▼

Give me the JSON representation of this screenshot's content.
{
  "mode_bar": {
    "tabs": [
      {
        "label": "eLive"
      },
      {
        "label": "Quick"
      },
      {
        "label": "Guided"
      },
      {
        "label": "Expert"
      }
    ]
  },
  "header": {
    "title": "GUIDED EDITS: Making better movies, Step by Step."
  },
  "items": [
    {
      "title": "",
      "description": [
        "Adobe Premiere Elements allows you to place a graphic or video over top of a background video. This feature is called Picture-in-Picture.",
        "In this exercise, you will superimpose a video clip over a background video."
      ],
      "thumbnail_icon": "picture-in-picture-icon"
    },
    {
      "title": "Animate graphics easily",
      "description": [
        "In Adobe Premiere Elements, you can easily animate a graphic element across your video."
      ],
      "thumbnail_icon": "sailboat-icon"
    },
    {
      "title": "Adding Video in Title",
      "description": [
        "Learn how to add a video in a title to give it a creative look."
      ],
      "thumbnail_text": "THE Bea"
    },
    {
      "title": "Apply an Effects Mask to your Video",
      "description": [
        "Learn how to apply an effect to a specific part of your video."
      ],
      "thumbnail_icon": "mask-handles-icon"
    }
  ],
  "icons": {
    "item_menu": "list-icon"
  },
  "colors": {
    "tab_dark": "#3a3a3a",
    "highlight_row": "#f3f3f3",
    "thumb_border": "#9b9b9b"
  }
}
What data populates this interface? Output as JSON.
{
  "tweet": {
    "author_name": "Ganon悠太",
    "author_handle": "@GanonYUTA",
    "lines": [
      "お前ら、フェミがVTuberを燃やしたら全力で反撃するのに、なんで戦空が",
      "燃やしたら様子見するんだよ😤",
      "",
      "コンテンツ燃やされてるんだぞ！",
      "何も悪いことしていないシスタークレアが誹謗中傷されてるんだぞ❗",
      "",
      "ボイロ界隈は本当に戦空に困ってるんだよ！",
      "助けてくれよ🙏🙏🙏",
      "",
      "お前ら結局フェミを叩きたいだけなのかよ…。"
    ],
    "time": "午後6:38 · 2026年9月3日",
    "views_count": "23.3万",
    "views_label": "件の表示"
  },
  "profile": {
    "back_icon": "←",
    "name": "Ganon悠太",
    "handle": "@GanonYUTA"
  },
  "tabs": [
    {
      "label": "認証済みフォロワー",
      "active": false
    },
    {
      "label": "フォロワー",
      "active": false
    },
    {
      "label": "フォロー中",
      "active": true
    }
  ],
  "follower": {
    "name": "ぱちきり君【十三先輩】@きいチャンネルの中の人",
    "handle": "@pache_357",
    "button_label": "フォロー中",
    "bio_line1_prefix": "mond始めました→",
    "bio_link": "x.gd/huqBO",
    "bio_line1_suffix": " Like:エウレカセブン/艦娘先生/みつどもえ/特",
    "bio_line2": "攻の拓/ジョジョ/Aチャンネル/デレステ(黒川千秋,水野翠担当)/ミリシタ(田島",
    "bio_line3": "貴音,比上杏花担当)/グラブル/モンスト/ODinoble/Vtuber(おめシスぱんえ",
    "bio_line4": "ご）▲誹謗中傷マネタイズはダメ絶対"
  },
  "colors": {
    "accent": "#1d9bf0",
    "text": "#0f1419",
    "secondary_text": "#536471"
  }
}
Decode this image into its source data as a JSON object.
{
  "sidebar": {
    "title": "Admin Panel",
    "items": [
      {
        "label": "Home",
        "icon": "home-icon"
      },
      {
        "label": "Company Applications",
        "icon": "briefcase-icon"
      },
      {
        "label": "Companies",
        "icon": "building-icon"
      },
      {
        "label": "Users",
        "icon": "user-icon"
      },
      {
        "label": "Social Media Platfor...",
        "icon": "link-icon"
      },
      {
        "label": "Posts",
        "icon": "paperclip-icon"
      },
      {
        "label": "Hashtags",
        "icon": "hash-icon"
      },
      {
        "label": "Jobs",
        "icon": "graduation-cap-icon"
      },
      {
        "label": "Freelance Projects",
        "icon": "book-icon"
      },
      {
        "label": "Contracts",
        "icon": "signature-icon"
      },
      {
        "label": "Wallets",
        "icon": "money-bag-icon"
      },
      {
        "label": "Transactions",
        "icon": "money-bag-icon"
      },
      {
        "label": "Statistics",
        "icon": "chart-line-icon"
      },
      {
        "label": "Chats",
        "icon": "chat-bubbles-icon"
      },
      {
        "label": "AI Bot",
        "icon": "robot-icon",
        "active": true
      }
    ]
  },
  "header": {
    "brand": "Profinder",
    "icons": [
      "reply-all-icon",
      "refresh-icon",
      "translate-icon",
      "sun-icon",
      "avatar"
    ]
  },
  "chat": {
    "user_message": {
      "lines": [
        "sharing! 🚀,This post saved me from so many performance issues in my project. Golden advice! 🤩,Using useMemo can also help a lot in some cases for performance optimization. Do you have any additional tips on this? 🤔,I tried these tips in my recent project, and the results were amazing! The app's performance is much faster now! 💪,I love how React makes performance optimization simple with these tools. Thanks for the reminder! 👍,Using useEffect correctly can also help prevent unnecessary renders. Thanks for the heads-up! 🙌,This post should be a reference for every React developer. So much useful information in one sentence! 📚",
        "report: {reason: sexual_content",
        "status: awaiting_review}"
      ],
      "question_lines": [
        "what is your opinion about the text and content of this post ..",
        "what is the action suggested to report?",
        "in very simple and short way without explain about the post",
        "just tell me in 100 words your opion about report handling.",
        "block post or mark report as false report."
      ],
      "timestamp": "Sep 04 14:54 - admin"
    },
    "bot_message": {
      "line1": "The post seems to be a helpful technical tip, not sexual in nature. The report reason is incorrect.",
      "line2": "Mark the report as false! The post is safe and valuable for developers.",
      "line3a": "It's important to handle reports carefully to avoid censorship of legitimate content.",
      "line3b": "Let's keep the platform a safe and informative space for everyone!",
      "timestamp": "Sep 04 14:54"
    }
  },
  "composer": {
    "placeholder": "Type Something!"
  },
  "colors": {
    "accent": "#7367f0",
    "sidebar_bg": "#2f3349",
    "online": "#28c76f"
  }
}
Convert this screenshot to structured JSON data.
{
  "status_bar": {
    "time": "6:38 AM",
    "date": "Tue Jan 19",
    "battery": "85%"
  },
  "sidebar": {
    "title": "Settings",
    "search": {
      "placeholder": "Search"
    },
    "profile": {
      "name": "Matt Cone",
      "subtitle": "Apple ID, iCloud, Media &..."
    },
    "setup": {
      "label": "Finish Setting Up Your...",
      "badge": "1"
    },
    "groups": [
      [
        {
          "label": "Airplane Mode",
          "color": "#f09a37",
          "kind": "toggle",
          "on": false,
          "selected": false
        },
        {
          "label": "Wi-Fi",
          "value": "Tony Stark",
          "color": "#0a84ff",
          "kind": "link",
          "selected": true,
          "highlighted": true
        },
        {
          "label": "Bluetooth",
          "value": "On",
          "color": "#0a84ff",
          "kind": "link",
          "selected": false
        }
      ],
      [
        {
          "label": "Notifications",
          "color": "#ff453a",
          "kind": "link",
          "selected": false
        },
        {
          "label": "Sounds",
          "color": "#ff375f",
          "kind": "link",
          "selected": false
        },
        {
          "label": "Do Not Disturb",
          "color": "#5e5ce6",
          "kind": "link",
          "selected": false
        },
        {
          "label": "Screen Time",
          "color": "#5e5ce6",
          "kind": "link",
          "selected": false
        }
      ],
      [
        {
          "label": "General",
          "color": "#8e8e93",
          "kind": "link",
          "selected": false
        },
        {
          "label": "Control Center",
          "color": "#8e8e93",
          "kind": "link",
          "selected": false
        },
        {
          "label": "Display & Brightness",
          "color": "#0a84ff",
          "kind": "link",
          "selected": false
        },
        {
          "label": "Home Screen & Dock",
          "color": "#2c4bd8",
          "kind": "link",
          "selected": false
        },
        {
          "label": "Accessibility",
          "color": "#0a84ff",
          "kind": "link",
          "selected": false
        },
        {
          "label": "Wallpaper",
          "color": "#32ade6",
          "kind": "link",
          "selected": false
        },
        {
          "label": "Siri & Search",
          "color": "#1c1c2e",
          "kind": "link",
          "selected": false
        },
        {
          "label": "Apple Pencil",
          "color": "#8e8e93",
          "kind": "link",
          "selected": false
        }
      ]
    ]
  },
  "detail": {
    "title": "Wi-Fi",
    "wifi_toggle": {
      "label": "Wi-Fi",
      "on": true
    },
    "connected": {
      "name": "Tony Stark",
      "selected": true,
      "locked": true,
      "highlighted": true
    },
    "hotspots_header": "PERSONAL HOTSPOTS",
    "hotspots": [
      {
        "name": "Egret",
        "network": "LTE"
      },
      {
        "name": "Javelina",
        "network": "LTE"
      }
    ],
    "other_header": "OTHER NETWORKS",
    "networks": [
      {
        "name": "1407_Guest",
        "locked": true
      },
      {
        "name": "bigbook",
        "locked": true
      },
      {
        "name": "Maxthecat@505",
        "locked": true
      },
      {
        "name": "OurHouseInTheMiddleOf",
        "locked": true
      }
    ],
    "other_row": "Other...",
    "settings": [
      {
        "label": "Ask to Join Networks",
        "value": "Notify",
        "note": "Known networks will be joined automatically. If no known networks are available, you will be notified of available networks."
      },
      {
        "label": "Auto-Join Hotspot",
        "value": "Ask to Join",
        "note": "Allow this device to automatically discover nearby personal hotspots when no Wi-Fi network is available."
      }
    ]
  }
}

▲

# Given request
Give back only a number, the number of lines where the string "about" occurs.

# Answer to the problem
3